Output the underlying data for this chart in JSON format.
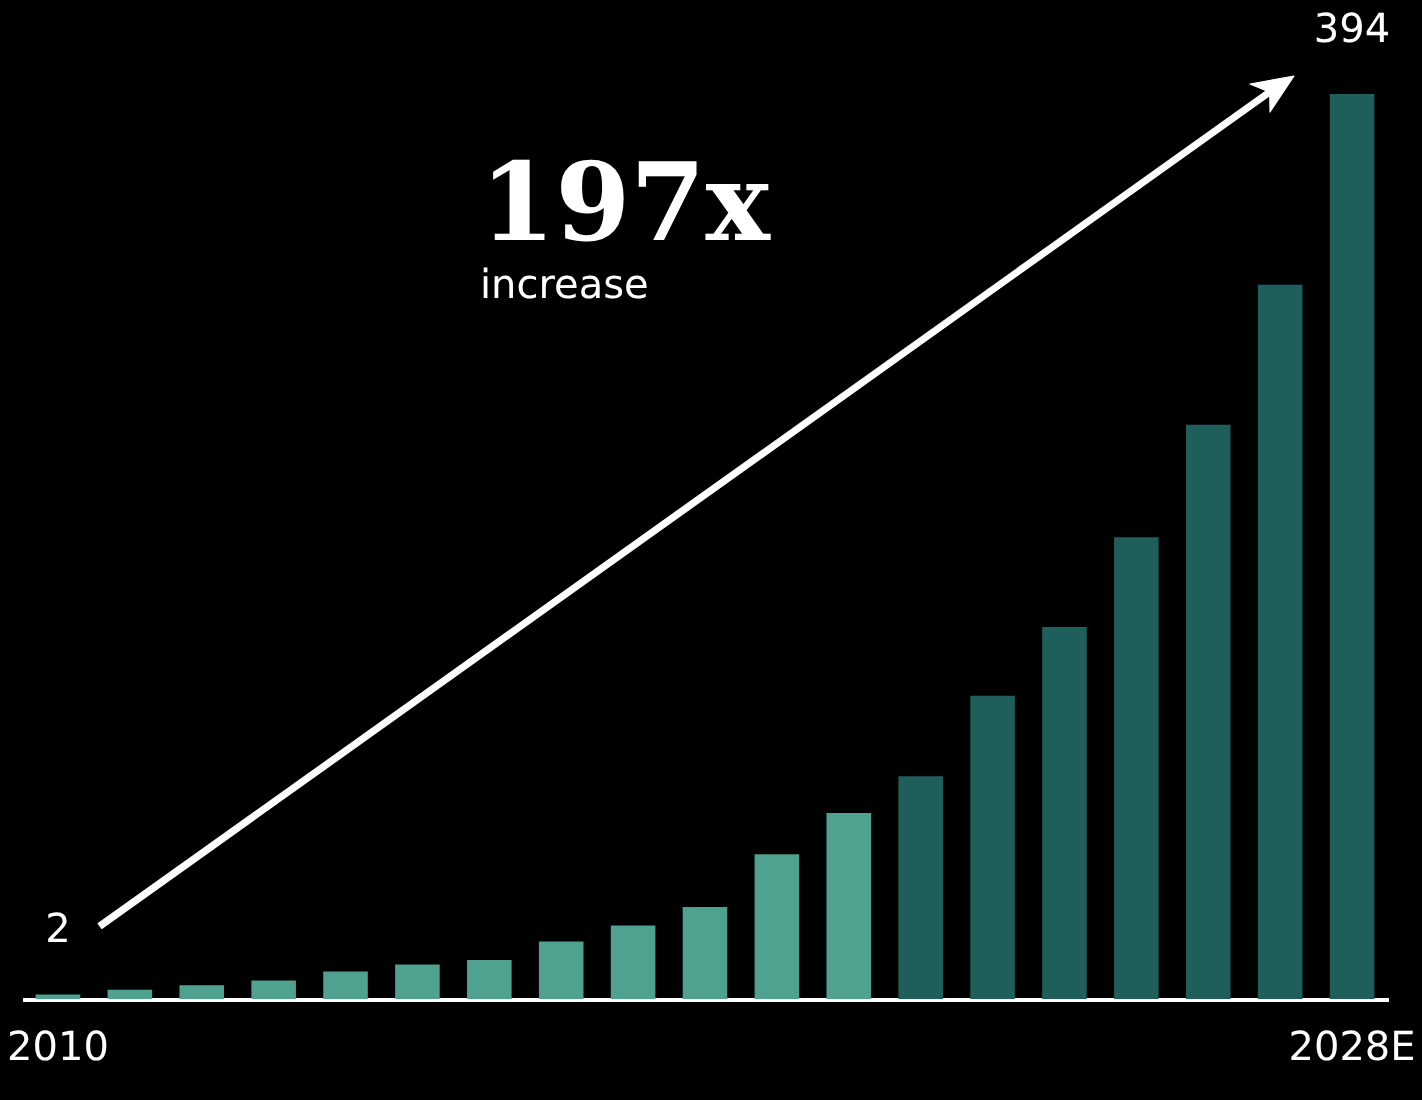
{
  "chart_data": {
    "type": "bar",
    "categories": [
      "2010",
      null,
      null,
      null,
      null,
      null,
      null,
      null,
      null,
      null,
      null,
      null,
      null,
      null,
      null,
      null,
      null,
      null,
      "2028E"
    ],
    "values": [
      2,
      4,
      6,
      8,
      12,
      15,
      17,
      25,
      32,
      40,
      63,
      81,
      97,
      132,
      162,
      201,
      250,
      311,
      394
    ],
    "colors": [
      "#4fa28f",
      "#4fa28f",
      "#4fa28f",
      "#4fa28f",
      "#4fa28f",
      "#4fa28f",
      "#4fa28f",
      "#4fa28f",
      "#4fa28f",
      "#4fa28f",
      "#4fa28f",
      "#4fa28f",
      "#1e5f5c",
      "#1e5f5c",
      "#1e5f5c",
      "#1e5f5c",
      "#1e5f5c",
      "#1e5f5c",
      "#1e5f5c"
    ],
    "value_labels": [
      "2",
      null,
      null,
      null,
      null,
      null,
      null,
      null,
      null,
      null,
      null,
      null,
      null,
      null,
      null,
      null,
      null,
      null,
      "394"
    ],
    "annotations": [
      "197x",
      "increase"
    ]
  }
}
┄┄┄┄┄┄
The records above must be echoed exactly, minus their pictures.

Output of the task:
Output the underlying data for this chart in JSON format.
{
  "chart_data": {
    "type": "bar",
    "categories": [
      "2010",
      null,
      null,
      null,
      null,
      null,
      null,
      null,
      null,
      null,
      null,
      null,
      null,
      null,
      null,
      null,
      null,
      null,
      "2028E"
    ],
    "values": [
      2,
      4,
      6,
      8,
      12,
      15,
      17,
      25,
      32,
      40,
      63,
      81,
      97,
      132,
      162,
      201,
      250,
      311,
      394
    ],
    "colors": [
      "#4fa28f",
      "#4fa28f",
      "#4fa28f",
      "#4fa28f",
      "#4fa28f",
      "#4fa28f",
      "#4fa28f",
      "#4fa28f",
      "#4fa28f",
      "#4fa28f",
      "#4fa28f",
      "#4fa28f",
      "#1e5f5c",
      "#1e5f5c",
      "#1e5f5c",
      "#1e5f5c",
      "#1e5f5c",
      "#1e5f5c",
      "#1e5f5c"
    ],
    "value_labels": [
      "2",
      null,
      null,
      null,
      null,
      null,
      null,
      null,
      null,
      null,
      null,
      null,
      null,
      null,
      null,
      null,
      null,
      null,
      "394"
    ],
    "annotations": [
      "197x",
      "increase"
    ]
  }
}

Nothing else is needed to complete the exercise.